[Stored data]
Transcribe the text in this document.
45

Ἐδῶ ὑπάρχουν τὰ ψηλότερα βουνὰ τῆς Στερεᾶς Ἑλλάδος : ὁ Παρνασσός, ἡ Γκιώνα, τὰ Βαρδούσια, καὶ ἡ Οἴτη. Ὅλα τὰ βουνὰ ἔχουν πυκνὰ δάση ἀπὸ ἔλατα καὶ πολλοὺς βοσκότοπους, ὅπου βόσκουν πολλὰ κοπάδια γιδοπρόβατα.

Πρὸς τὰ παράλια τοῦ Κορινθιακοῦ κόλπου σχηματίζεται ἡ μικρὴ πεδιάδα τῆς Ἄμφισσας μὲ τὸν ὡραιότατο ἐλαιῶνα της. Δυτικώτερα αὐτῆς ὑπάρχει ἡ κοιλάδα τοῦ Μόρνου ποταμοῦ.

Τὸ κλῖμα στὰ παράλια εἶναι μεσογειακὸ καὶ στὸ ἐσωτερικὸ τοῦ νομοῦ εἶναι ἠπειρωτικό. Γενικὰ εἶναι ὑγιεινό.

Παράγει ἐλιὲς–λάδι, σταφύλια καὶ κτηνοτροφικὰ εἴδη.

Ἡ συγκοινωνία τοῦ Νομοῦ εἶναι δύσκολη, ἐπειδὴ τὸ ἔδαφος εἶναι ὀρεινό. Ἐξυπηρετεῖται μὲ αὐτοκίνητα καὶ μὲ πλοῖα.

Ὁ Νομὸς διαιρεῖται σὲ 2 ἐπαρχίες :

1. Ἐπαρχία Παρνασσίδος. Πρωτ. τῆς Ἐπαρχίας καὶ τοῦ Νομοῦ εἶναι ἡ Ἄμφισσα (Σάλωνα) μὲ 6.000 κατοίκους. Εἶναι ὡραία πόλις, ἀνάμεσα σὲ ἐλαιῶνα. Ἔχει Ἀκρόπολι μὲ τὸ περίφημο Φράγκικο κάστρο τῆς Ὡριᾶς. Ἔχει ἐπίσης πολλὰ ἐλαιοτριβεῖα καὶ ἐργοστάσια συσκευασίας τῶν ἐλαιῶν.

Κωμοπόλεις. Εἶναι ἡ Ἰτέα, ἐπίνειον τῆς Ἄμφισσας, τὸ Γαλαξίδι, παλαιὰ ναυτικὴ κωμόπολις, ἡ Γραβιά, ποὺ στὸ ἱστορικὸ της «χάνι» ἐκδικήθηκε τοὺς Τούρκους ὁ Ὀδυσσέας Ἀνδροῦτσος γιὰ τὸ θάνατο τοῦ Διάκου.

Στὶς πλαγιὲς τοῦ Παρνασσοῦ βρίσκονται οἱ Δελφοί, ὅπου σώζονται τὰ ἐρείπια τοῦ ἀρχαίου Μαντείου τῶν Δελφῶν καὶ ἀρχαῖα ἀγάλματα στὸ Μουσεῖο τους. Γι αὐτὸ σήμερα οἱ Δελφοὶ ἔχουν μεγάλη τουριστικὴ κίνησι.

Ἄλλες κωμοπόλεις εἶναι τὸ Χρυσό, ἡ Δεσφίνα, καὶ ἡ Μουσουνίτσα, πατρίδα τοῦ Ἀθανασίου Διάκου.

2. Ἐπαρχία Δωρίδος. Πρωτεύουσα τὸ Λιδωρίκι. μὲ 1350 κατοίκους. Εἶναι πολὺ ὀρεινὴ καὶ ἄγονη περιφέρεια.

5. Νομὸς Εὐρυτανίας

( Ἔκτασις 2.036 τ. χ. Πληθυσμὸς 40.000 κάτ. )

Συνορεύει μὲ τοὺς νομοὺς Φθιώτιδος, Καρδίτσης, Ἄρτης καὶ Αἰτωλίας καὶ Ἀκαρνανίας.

→ GIVEN PROBLEM: The records above are to be repeated exactly, in their entirety.

→ WRITTEN SOLUTION:
Transcribe the text in this document.
45

Ἐδῶ ὑπάρχουν τὰ ψηλότερα βουνὰ τῆς Στερεᾶς Ἑλλάδος : ὁ Παρνασσός, ἡ Γκιώνα, τὰ Βαρδούσια, καὶ ἡ Οἴτη. Ὅλα τὰ βουνὰ ἔχουν πυκνὰ δάση ἀπὸ ἔλατα καὶ πολλοὺς βοσκότοπους, ὅπου βόσκουν πολλὰ κοπάδια γιδοπρόβατα.

Πρὸς τὰ παράλια τοῦ Κορινθιακοῦ κόλπου σχηματίζεται ἡ μικρὴ πεδιάδα τῆς Ἄμφισσας μὲ τὸν ὡραιότατο ἐλαιῶνα της. Δυτικώτερα αὐτῆς ὑπάρχει ἡ κοιλάδα τοῦ Μόρνου ποταμοῦ.

Τὸ κλῖμα στὰ παράλια εἶναι μεσογειακὸ καὶ στὸ ἐσωτερικὸ τοῦ νομοῦ εἶναι ἠπειρωτικό. Γενικὰ εἶναι ὑγιεινό.

Παράγει ἐλιὲς–λάδι, σταφύλια καὶ κτηνοτροφικὰ εἴδη.

Ἡ συγκοινωνία τοῦ Νομοῦ εἶναι δύσκολη, ἐπειδὴ τὸ ἔδαφος εἶναι ὀρεινό. Ἐξυπηρετεῖται μὲ αὐτοκίνητα καὶ μὲ πλοῖα.

Ὁ Νομὸς διαιρεῖται σὲ 2 ἐπαρχίες :

1. Ἐπαρχία Παρνασσίδος. Πρωτ. τῆς Ἐπαρχίας καὶ τοῦ Νομοῦ εἶναι ἡ Ἄμφισσα (Σάλωνα) μὲ 6.000 κατοίκους. Εἶναι ὡραία πόλις, ἀνάμεσα σὲ ἐλαιῶνα. Ἔχει Ἀκρόπολι μὲ τὸ περίφημο Φράγκικο κάστρο τῆς Ὡριᾶς. Ἔχει ἐπίσης πολλὰ ἐλαιοτριβεῖα καὶ ἐργοστάσια συσκευασίας τῶν ἐλαιῶν.

Κωμοπόλεις. Εἶναι ἡ Ἰτέα, ἐπίνειον τῆς Ἄμφισσας, τὸ Γαλαξίδι, παλαιὰ ναυτικὴ κωμόπολις, ἡ Γραβιά, ποὺ στὸ ἱστορικὸ της «χάνι» ἐκδικήθηκε τοὺς Τούρκους ὁ Ὀδυσσέας Ἀνδροῦτσος γιὰ τὸ θάνατο τοῦ Διάκου.

Στὶς πλαγιὲς τοῦ Παρνασσοῦ βρίσκονται οἱ Δελφοί, ὅπου σώζονται τὰ ἐρείπια τοῦ ἀρχαίου Μαντείου τῶν Δελφῶν καὶ ἀρχαῖα ἀγάλματα στὸ Μουσεῖο τους. Γι αὐτὸ σήμερα οἱ Δελφοὶ ἔχουν μεγάλη τουριστικὴ κίνησι.

Ἄλλες κωμοπόλεις εἶναι τὸ Χρυσό, ἡ Δεσφίνα, καὶ ἡ Μουσουνίτσα, πατρίδα τοῦ Ἀθανασίου Διάκου.

2. Ἐπαρχία Δωρίδος. Πρωτεύουσα τὸ Λιδωρίκι. μὲ 1350 κατοίκους. Εἶναι πολὺ ὀρεινὴ καὶ ἄγονη περιφέρεια.

5. Νομὸς Εὐρυτανίας

( Ἔκτασις 2.036 τ. χ. Πληθυσμὸς 40.000 κάτ. )

Συνορεύει μὲ τοὺς νομοὺς Φθιώτιδος, Καρδίτσης, Ἄρτης καὶ Αἰτωλίας καὶ Ἀκαρνανίας.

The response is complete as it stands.